• _WHAT IS BEING ASKED_:
Find and return each line containing "JSON".
-- START OF RECORDS SUPPLIED --
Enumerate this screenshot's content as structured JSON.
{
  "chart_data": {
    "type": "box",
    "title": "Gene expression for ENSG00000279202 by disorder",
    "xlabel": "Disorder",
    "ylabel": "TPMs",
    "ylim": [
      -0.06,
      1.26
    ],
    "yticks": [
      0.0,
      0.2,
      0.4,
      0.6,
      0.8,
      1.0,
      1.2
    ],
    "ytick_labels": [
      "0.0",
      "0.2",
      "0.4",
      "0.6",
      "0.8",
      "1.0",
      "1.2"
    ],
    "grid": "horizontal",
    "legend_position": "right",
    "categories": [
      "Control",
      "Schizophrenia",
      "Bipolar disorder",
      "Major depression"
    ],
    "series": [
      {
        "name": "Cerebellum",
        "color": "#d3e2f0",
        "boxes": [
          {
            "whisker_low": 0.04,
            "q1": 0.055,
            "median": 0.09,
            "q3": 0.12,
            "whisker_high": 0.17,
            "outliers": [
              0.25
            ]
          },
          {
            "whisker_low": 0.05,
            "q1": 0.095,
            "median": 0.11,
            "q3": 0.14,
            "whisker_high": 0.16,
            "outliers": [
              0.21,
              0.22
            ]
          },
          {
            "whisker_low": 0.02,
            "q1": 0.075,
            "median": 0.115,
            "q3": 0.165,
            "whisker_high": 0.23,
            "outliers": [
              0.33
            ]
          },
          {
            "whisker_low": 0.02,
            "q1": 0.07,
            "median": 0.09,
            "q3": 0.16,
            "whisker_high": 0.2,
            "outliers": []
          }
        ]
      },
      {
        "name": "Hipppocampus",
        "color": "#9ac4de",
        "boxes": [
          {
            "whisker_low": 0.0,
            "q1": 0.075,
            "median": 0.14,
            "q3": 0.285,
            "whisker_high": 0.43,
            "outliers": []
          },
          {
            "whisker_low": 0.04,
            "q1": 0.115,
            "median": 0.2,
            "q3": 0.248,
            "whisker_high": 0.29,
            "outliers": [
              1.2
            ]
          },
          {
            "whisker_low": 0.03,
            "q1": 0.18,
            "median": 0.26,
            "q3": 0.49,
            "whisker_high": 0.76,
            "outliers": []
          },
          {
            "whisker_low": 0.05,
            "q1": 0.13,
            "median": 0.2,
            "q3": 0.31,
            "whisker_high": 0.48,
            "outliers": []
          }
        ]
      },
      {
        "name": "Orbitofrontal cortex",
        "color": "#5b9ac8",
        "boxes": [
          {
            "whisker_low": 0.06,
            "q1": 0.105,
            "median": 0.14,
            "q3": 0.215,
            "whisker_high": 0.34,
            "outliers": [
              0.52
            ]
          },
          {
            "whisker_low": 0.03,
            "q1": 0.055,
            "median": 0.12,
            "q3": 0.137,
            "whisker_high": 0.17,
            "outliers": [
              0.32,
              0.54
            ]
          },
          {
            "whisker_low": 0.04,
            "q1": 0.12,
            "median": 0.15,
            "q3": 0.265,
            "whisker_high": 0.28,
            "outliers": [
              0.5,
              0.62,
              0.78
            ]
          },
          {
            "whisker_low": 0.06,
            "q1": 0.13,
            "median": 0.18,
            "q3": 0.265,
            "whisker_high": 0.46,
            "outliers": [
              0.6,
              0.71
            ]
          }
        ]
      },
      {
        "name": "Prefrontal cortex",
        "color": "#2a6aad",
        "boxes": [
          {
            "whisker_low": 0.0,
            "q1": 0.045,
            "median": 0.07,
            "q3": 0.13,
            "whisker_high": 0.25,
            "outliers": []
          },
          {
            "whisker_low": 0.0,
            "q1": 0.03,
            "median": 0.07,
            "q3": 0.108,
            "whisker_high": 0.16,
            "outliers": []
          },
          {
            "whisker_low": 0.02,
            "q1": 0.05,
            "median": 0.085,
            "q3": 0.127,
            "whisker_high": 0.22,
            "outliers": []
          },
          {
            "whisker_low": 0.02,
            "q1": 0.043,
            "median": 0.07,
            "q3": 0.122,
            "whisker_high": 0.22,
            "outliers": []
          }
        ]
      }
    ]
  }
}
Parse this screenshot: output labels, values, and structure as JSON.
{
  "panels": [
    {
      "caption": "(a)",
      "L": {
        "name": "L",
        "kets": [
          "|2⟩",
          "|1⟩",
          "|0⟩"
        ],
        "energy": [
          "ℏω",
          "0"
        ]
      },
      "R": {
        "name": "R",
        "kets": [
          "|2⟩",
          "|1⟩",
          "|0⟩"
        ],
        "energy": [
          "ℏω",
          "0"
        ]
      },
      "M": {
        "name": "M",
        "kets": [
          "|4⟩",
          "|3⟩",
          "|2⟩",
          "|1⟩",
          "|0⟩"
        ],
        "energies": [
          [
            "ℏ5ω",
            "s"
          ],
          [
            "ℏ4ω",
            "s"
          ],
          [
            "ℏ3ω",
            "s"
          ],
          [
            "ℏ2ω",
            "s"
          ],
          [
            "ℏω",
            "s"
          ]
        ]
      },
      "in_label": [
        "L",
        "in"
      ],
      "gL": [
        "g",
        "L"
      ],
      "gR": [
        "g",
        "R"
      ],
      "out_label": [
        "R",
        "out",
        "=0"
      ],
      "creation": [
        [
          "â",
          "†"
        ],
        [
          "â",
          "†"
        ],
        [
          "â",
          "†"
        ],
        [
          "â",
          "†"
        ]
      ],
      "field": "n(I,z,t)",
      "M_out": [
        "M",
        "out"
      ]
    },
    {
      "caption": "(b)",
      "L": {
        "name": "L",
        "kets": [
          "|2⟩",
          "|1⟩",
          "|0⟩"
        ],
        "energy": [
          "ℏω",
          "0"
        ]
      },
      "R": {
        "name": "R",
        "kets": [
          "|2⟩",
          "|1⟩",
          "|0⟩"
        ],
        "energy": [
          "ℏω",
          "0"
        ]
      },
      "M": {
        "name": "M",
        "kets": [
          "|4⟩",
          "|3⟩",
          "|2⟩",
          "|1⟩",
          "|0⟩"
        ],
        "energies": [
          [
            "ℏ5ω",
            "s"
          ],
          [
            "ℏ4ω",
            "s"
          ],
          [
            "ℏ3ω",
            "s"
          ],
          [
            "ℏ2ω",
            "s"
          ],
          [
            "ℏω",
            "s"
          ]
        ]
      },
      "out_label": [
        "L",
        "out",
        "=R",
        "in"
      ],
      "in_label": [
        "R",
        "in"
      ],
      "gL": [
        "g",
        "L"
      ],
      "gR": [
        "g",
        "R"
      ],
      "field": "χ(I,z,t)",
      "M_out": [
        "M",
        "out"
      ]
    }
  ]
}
-- END OF RECORDS SUPPLIED --
• _ANSWER_:
Enumerate this screenshot's content as structured JSON.
Parse this screenshot: output labels, values, and structure as JSON.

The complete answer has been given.